Provided records →

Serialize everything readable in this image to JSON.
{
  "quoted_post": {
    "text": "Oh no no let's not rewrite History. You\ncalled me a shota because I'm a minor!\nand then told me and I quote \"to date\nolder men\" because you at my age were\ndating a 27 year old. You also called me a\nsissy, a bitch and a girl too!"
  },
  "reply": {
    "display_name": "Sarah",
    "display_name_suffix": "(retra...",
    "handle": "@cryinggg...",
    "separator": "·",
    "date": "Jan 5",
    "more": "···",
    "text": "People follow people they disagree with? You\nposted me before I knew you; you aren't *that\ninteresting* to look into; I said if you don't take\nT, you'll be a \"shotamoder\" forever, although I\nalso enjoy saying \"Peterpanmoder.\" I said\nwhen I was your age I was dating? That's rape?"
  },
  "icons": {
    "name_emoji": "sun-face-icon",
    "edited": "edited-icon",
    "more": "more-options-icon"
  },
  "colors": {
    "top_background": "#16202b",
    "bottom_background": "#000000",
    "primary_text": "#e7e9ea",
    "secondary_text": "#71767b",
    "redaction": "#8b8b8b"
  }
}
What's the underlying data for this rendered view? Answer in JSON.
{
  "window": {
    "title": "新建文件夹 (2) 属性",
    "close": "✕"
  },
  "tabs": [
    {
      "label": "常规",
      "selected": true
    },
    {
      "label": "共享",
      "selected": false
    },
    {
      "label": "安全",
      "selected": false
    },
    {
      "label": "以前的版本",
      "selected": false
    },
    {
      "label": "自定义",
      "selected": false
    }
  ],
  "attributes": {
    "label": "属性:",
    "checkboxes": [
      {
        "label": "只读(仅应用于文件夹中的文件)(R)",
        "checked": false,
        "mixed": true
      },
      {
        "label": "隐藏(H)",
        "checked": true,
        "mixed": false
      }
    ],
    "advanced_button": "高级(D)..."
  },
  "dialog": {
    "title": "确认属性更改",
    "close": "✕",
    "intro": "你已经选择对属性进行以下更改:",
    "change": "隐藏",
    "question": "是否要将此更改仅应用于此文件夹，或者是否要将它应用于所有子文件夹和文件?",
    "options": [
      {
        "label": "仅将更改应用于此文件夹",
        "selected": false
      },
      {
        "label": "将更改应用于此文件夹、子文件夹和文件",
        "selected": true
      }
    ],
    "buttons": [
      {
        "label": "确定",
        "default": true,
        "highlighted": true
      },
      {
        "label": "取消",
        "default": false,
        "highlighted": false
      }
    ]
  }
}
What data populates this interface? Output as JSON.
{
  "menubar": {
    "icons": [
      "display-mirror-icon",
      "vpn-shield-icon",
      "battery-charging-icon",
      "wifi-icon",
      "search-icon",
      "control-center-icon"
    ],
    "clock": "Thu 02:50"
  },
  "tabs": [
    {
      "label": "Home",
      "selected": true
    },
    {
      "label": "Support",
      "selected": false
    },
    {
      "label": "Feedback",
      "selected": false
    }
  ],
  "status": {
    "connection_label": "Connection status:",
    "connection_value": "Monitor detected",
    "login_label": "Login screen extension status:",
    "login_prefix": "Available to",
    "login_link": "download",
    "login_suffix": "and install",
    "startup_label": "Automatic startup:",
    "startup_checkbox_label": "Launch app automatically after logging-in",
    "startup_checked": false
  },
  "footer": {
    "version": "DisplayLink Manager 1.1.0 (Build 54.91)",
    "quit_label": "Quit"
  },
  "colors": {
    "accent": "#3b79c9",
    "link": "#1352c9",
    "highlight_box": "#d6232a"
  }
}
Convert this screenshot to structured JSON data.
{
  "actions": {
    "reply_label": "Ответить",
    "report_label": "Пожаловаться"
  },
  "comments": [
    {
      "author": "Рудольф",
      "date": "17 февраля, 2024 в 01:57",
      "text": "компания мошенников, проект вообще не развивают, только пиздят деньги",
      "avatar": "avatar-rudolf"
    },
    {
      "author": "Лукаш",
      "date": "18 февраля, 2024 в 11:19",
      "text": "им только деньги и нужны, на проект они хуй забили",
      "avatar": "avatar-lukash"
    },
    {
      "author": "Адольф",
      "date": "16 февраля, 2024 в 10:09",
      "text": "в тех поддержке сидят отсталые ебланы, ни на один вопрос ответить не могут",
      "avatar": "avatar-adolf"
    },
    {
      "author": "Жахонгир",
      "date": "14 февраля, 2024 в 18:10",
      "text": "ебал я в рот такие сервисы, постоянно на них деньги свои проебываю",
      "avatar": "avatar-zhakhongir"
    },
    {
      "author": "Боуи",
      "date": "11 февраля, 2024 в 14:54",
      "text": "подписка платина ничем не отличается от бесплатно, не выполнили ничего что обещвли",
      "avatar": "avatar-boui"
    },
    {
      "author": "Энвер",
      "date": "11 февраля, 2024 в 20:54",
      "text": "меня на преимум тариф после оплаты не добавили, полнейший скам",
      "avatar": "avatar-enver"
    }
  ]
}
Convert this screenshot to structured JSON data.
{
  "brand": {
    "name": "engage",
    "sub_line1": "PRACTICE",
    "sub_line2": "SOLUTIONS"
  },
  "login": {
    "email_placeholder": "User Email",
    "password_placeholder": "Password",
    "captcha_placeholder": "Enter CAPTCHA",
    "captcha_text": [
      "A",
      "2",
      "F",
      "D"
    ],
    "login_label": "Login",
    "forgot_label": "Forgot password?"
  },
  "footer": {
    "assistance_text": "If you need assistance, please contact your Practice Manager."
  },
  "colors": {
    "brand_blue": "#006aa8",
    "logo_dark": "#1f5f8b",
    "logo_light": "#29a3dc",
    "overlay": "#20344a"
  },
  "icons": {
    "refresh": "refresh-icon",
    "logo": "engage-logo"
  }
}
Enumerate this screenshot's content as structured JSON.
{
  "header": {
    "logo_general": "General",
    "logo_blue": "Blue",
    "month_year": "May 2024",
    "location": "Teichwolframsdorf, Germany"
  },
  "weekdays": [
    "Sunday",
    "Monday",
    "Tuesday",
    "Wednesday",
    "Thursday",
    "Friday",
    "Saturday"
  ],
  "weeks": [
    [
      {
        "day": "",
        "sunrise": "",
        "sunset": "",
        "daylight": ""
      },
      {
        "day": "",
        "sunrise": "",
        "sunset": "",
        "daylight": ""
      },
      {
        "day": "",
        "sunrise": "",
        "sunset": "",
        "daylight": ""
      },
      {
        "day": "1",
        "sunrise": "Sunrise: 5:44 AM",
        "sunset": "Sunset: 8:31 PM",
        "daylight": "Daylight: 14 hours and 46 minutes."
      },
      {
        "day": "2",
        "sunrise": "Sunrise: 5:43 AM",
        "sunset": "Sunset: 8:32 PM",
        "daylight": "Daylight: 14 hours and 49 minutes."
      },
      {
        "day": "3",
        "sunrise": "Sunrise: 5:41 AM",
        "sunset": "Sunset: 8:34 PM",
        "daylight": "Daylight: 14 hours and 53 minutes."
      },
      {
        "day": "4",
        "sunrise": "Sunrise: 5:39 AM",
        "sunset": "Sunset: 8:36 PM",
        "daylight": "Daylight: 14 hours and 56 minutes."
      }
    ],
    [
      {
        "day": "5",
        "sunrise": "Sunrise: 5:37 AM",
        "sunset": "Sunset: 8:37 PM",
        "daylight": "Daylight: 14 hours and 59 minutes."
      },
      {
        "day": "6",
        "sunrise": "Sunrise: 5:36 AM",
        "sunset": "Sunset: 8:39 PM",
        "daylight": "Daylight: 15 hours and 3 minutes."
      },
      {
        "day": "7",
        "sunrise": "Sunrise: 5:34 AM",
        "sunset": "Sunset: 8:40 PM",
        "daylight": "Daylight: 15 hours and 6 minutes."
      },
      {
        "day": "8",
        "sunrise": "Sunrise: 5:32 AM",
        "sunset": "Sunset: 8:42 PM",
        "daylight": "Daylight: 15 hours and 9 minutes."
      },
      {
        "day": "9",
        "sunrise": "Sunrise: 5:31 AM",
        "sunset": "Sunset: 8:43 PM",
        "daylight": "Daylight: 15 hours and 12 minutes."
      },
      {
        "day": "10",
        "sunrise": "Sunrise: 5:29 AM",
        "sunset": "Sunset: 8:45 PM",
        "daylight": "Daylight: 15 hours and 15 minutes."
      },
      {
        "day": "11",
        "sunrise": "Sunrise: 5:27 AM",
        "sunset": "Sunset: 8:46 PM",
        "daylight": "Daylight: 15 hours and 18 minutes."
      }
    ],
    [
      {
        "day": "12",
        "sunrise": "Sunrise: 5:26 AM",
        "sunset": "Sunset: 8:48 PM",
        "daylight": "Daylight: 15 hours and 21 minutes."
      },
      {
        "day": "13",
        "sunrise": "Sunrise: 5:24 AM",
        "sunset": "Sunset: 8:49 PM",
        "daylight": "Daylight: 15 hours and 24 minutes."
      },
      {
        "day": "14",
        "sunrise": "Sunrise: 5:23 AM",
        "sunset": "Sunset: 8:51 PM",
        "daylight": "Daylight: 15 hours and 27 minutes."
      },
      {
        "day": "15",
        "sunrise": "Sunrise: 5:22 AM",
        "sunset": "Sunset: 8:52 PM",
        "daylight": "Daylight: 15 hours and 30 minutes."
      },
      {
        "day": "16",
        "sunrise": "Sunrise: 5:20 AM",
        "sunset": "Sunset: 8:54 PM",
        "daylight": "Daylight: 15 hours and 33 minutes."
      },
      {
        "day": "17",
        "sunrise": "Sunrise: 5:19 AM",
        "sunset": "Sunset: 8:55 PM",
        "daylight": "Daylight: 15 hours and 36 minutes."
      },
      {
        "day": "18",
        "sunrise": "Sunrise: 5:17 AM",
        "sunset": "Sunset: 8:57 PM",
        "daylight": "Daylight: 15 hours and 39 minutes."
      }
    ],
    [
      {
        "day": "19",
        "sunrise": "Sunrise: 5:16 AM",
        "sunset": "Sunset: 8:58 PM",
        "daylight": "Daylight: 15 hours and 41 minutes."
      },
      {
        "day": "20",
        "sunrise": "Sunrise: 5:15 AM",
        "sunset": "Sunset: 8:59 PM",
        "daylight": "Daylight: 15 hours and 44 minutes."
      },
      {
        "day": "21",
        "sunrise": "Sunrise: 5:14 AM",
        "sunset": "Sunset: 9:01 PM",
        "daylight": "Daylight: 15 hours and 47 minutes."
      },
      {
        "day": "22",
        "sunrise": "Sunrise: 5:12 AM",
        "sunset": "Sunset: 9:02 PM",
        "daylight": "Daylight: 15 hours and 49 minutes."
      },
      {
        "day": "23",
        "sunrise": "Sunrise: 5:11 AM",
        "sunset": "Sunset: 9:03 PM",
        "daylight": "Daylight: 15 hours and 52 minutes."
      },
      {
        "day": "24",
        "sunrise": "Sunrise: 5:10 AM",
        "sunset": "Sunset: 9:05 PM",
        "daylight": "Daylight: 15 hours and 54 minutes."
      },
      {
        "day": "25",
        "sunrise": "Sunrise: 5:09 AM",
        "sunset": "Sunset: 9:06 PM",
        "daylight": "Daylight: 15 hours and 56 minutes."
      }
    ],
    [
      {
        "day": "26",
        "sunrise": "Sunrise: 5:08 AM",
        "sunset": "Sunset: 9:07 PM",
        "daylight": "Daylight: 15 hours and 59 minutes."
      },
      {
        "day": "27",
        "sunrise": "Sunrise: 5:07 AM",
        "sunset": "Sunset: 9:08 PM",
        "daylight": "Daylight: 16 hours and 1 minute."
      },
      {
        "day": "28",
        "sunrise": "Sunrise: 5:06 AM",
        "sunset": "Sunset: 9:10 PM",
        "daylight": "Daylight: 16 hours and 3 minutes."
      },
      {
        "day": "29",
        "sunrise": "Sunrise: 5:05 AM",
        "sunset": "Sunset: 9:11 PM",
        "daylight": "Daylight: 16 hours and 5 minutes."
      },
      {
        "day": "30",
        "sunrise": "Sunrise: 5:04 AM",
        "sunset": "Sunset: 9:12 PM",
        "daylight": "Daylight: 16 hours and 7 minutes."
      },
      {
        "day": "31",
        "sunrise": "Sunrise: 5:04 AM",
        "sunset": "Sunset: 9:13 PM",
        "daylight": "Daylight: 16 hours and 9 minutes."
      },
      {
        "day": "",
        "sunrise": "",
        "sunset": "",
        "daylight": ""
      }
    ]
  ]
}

Exercise details → Answer with one number: how many lines of the entries above include the word "date".

Task answer → 8